Data rows =
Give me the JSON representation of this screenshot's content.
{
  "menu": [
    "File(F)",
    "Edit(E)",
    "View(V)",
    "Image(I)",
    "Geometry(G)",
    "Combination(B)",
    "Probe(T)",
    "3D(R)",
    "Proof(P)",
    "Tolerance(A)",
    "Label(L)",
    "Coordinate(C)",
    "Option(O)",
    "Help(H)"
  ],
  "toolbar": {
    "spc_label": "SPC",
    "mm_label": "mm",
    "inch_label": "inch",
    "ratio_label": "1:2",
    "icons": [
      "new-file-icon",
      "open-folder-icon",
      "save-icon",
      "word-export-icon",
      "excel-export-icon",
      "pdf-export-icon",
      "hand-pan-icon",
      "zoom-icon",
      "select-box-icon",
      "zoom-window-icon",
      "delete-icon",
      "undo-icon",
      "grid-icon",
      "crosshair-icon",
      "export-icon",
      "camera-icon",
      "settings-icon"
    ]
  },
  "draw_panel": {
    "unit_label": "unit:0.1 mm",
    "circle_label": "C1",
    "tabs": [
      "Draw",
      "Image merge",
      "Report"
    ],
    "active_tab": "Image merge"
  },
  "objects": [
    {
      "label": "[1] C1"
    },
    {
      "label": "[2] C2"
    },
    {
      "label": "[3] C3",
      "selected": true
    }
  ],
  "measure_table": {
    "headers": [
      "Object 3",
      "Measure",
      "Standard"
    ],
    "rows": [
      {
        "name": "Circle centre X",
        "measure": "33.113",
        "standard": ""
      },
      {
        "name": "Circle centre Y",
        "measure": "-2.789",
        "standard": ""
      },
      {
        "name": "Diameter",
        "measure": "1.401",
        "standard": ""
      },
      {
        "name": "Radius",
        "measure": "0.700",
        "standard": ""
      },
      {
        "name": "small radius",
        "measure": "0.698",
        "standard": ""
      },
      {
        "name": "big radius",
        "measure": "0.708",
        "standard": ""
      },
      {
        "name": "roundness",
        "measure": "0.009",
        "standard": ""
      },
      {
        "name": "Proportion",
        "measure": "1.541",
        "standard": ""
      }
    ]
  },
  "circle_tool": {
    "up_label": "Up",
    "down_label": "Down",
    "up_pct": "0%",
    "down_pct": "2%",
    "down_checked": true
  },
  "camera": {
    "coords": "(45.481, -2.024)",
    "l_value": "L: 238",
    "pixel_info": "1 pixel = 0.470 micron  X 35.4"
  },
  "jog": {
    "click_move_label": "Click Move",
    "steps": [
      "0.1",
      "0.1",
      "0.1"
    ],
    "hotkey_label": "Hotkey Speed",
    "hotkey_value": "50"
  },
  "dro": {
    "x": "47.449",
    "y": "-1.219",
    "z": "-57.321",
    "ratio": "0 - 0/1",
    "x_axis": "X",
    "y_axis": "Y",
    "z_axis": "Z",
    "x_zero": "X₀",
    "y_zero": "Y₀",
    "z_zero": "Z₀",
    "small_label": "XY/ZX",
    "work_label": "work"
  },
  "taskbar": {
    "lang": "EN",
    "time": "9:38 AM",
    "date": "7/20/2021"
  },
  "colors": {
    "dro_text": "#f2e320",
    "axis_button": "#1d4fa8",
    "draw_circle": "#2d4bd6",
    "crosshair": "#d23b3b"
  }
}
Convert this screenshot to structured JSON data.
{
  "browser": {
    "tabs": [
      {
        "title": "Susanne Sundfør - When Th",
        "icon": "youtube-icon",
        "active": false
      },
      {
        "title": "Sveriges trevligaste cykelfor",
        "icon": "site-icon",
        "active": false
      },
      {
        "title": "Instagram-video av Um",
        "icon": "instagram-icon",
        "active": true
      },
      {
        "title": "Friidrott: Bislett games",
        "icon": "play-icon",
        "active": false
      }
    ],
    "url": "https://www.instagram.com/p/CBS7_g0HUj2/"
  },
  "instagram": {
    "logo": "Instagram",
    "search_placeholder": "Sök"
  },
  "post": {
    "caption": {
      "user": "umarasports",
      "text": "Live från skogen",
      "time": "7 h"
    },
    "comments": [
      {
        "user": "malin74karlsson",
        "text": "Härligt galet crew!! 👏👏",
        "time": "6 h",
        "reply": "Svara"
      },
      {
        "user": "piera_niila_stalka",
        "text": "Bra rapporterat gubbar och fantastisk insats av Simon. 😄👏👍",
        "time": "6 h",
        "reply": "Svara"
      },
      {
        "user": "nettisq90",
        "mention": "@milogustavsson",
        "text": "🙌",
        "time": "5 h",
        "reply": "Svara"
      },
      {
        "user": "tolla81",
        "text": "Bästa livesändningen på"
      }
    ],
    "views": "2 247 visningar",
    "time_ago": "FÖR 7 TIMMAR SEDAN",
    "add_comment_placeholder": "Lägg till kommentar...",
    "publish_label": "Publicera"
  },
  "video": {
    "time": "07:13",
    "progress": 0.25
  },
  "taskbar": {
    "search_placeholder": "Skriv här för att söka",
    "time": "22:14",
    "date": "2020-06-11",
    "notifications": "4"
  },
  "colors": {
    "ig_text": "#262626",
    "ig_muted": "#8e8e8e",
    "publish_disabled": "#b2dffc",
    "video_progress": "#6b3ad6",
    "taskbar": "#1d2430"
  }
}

What the task asks = Each record above must be given again exactly.

Expected answer =
Give me the JSON representation of this screenshot's content.
{
  "menu": [
    "File(F)",
    "Edit(E)",
    "View(V)",
    "Image(I)",
    "Geometry(G)",
    "Combination(B)",
    "Probe(T)",
    "3D(R)",
    "Proof(P)",
    "Tolerance(A)",
    "Label(L)",
    "Coordinate(C)",
    "Option(O)",
    "Help(H)"
  ],
  "toolbar": {
    "spc_label": "SPC",
    "mm_label": "mm",
    "inch_label": "inch",
    "ratio_label": "1:2",
    "icons": [
      "new-file-icon",
      "open-folder-icon",
      "save-icon",
      "word-export-icon",
      "excel-export-icon",
      "pdf-export-icon",
      "hand-pan-icon",
      "zoom-icon",
      "select-box-icon",
      "zoom-window-icon",
      "delete-icon",
      "undo-icon",
      "grid-icon",
      "crosshair-icon",
      "export-icon",
      "camera-icon",
      "settings-icon"
    ]
  },
  "draw_panel": {
    "unit_label": "unit:0.1 mm",
    "circle_label": "C1",
    "tabs": [
      "Draw",
      "Image merge",
      "Report"
    ],
    "active_tab": "Image merge"
  },
  "objects": [
    {
      "label": "[1] C1"
    },
    {
      "label": "[2] C2"
    },
    {
      "label": "[3] C3",
      "selected": true
    }
  ],
  "measure_table": {
    "headers": [
      "Object 3",
      "Measure",
      "Standard"
    ],
    "rows": [
      {
        "name": "Circle centre X",
        "measure": "33.113",
        "standard": ""
      },
      {
        "name": "Circle centre Y",
        "measure": "-2.789",
        "standard": ""
      },
      {
        "name": "Diameter",
        "measure": "1.401",
        "standard": ""
      },
      {
        "name": "Radius",
        "measure": "0.700",
        "standard": ""
      },
      {
        "name": "small radius",
        "measure": "0.698",
        "standard": ""
      },
      {
        "name": "big radius",
        "measure": "0.708",
        "standard": ""
      },
      {
        "name": "roundness",
        "measure": "0.009",
        "standard": ""
      },
      {
        "name": "Proportion",
        "measure": "1.541",
        "standard": ""
      }
    ]
  },
  "circle_tool": {
    "up_label": "Up",
    "down_label": "Down",
    "up_pct": "0%",
    "down_pct": "2%",
    "down_checked": true
  },
  "camera": {
    "coords": "(45.481, -2.024)",
    "l_value": "L: 238",
    "pixel_info": "1 pixel = 0.470 micron  X 35.4"
  },
  "jog": {
    "click_move_label": "Click Move",
    "steps": [
      "0.1",
      "0.1",
      "0.1"
    ],
    "hotkey_label": "Hotkey Speed",
    "hotkey_value": "50"
  },
  "dro": {
    "x": "47.449",
    "y": "-1.219",
    "z": "-57.321",
    "ratio": "0 - 0/1",
    "x_axis": "X",
    "y_axis": "Y",
    "z_axis": "Z",
    "x_zero": "X₀",
    "y_zero": "Y₀",
    "z_zero": "Z₀",
    "small_label": "XY/ZX",
    "work_label": "work"
  },
  "taskbar": {
    "lang": "EN",
    "time": "9:38 AM",
    "date": "7/20/2021"
  },
  "colors": {
    "dro_text": "#f2e320",
    "axis_button": "#1d4fa8",
    "draw_circle": "#2d4bd6",
    "crosshair": "#d23b3b"
  }
}
Convert this screenshot to structured JSON data.
{
  "browser": {
    "tabs": [
      {
        "title": "Susanne Sundfør - When Th",
        "icon": "youtube-icon",
        "active": false
      },
      {
        "title": "Sveriges trevligaste cykelfor",
        "icon": "site-icon",
        "active": false
      },
      {
        "title": "Instagram-video av Um",
        "icon": "instagram-icon",
        "active": true
      },
      {
        "title": "Friidrott: Bislett games",
        "icon": "play-icon",
        "active": false
      }
    ],
    "url": "https://www.instagram.com/p/CBS7_g0HUj2/"
  },
  "instagram": {
    "logo": "Instagram",
    "search_placeholder": "Sök"
  },
  "post": {
    "caption": {
      "user": "umarasports",
      "text": "Live från skogen",
      "time": "7 h"
    },
    "comments": [
      {
        "user": "malin74karlsson",
        "text": "Härligt galet crew!! 👏👏",
        "time": "6 h",
        "reply": "Svara"
      },
      {
        "user": "piera_niila_stalka",
        "text": "Bra rapporterat gubbar och fantastisk insats av Simon. 😄👏👍",
        "time": "6 h",
        "reply": "Svara"
      },
      {
        "user": "nettisq90",
        "mention": "@milogustavsson",
        "text": "🙌",
        "time": "5 h",
        "reply": "Svara"
      },
      {
        "user": "tolla81",
        "text": "Bästa livesändningen på"
      }
    ],
    "views": "2 247 visningar",
    "time_ago": "FÖR 7 TIMMAR SEDAN",
    "add_comment_placeholder": "Lägg till kommentar...",
    "publish_label": "Publicera"
  },
  "video": {
    "time": "07:13",
    "progress": 0.25
  },
  "taskbar": {
    "search_placeholder": "Skriv här för att söka",
    "time": "22:14",
    "date": "2020-06-11",
    "notifications": "4"
  },
  "colors": {
    "ig_text": "#262626",
    "ig_muted": "#8e8e8e",
    "publish_disabled": "#b2dffc",
    "video_progress": "#6b3ad6",
    "taskbar": "#1d2430"
  }
}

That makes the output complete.